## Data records
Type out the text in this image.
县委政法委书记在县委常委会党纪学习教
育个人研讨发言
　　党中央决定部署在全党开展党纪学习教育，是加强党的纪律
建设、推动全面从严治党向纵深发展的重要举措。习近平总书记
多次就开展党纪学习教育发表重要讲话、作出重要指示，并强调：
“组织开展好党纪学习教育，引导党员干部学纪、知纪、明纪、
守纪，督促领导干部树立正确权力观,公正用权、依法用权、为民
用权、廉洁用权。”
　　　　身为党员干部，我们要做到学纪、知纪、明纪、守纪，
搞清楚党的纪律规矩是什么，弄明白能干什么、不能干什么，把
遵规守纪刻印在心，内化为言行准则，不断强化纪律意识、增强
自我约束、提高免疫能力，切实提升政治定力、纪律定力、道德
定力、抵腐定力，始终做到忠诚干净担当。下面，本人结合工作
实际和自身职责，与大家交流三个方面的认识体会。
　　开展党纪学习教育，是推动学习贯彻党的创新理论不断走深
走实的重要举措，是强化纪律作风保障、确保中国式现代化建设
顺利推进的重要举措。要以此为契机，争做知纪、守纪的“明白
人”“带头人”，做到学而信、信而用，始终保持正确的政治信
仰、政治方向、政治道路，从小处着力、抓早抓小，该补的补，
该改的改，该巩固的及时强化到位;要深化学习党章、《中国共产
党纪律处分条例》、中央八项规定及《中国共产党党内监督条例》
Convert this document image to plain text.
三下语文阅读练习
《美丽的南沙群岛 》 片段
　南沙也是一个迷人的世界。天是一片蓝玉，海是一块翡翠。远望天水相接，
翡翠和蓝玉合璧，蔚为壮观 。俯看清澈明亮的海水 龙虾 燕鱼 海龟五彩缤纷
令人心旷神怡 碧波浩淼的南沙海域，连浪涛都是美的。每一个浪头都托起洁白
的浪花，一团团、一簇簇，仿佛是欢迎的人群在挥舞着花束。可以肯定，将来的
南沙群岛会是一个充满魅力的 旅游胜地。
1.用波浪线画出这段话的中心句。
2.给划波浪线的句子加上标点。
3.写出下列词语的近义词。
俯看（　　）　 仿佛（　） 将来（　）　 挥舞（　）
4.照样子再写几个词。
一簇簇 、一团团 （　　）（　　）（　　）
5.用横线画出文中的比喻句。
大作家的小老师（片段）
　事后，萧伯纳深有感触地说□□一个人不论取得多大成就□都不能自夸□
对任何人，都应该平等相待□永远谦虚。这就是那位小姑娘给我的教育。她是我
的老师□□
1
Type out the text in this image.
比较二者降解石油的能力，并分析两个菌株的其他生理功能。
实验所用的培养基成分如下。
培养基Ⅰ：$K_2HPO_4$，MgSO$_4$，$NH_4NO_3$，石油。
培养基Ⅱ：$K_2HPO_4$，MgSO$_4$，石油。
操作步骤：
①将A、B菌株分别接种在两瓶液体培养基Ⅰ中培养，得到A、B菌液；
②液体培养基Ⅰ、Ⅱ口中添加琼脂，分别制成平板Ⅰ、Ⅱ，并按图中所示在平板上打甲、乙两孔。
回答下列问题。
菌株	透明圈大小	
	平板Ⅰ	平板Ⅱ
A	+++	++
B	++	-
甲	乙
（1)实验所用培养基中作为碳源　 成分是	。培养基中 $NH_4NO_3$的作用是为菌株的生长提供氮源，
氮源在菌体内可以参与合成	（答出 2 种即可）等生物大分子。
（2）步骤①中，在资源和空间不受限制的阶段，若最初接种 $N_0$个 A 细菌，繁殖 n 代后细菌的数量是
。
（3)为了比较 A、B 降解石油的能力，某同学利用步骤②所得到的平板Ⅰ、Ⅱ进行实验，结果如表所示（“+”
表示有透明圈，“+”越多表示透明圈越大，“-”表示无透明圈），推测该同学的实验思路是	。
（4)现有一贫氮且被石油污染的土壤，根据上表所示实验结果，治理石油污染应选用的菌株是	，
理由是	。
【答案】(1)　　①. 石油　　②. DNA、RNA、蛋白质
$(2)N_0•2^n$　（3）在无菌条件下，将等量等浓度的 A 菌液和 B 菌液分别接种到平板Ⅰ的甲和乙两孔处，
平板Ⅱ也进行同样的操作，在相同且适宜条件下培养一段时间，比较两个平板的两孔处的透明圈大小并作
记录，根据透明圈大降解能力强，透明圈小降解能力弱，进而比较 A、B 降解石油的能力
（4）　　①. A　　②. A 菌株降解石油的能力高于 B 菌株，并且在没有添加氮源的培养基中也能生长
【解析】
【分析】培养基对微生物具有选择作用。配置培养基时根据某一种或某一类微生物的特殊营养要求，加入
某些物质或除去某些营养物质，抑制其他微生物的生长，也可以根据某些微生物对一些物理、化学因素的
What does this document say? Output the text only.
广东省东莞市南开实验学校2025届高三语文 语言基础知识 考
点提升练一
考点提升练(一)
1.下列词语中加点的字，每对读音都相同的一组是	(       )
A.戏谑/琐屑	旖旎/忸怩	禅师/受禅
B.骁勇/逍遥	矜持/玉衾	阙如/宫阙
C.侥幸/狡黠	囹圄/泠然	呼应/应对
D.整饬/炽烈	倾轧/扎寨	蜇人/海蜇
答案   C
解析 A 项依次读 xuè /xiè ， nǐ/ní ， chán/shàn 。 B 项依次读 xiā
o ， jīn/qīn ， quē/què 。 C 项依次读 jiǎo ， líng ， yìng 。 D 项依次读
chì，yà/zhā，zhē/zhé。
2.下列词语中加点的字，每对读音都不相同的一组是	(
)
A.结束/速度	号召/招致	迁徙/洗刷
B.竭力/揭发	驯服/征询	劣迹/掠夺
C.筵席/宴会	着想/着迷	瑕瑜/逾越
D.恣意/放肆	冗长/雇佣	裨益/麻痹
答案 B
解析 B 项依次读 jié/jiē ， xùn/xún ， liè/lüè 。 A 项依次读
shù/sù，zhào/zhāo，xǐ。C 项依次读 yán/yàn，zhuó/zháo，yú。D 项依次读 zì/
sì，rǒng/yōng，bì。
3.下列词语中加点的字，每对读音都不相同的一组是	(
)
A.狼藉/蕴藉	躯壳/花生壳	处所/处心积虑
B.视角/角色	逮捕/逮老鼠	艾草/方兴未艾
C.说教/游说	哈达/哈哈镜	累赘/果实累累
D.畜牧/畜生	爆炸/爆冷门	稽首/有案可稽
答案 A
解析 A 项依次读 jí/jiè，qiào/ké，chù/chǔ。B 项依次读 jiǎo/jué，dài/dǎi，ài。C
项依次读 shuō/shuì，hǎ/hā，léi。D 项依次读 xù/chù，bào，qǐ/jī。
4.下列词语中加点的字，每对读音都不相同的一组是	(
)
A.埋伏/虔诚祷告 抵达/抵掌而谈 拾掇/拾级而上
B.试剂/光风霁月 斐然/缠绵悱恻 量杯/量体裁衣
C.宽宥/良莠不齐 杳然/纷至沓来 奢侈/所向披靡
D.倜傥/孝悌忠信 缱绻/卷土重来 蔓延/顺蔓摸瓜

## What is expected
Check each line above for the string "document" and show the ones that have it.

## Correct answer
Convert this document image to plain text.
What does this document say? Output the text only.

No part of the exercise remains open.